■ SELECTED EXCERPT
----------------

As always perfect fitting in my grand scheme of tactics.

As you see, learning to recognize the simple patterns fast will be beneficial for these kind of combinations. In the mean time you see that this is not sufficient at all. You will have to learn how the seperate elements interact with each other. My grand scheme of tactics describes these interactions in a consistent way. This means that if you want to become better at combinations, you will not only have to learn the basic elements fast, but you will have to learn the standardized interactions too. This is something I omitted in the past, hence I stalled with doing the basics alone.

Below 2300 the main tactic is usually fairly simple. The problem is to get rid of the defenders that prevent you from executing the main tactic. The elimination of the defenders must happen in the right order and with preservation of tempo.

8 comments:

  1. I agree, it is a big problem to find the right order. Several patterns scream in my head, but which one is the right one? And which one is the first one?


    Often I saw the ideas, but failed to put them together.
    So was I really missing intelligence?
    It depends on what I consider "intelligence" to be.

    And even more important is there a cure? How to find the right sequence? I believe the best we can do is to be able to look deeper (having more bredth in the search tree), to calculate more, to see all possible variations. This leads me back to the quest: "how to improve in speed?"

    Often not the patterns are the problem (not for me, tempo, and aox), but it is the speed: assembling the patterns together, we need to put them together several times in different move order. That takes time. That I can solve most puzzles if I could do the calculation faster can be simply proven: do CT Standard mode "hard" and solve very difficult puzzles. While in CT Blitz you would lose points because you solved them to slow, you will get your "green" in Standard after 1 hour of thinking about a 2300 problem.

----------------

■ DATASET SECTION

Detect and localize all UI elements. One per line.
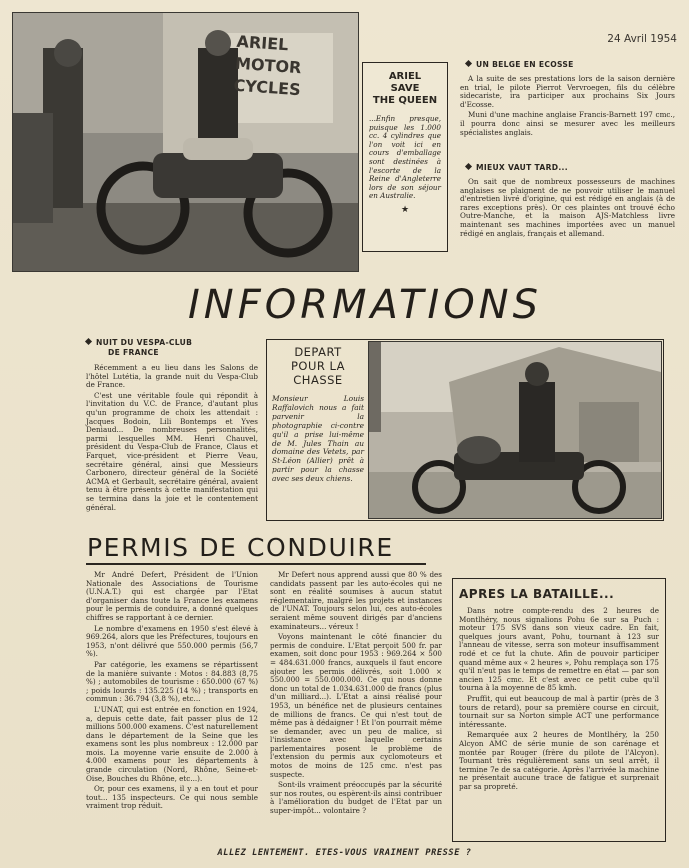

----------------

■ TASKS TO PERFORM
(a) In the chess tactics post, what is the main problem below 2300?
(b) Return the part of the chess tactics post starting with "1. I agree, it" and going on through "put them together.".
(c) Resume the chess tactics post from the point where it stops.
The data comes from a separate source.

■ RESPONSES BY TASK
(a) Getting rid of the defenders that prevent you from executing the main tactic.

(b)
1. I agree, it is a big problem to find the right order. Several patterns scream in my head, but which one is the right one? And which one is the first one?


    Often I saw the ideas, but failed to put them together.

(c)
    If now Plan A or Plan B, or if we even find a different method how to save on time, here we have all our different believes how to achieve this. But we need to save on time. Thanks to aox who gave us the research papers, I am pretty sure about this.

    The term "adding intelligence" needs to be reassessed. It is not only pattern knowledge, it is to retrieve these pattern quickly, so a 2300 CT Standard problem isnt taking me an hour, but only 1 minute.
    The faster I see the patterns, the better I can check different move orders to apply these patterns.

    I believe it is very wrong to believe the right sequence can be found by other methods then trial and error.

    In the puzzle example, if you did the move order wrong and started with 1.Qd5, this is then simply a matter of not seeing the defenders, which are mini-patterns, too (anti tactics).
    The example is not very well chosen.
    I try to give a better one, where you really slip even if you saw all patterns. Because in this example I doubt you fail the puzzle by playing 1.Qd5. Hardly anybody is so weak.
    But I understand what tempo is trying to say here: move order is important and it happens that we saw it all but started with the wrong move first.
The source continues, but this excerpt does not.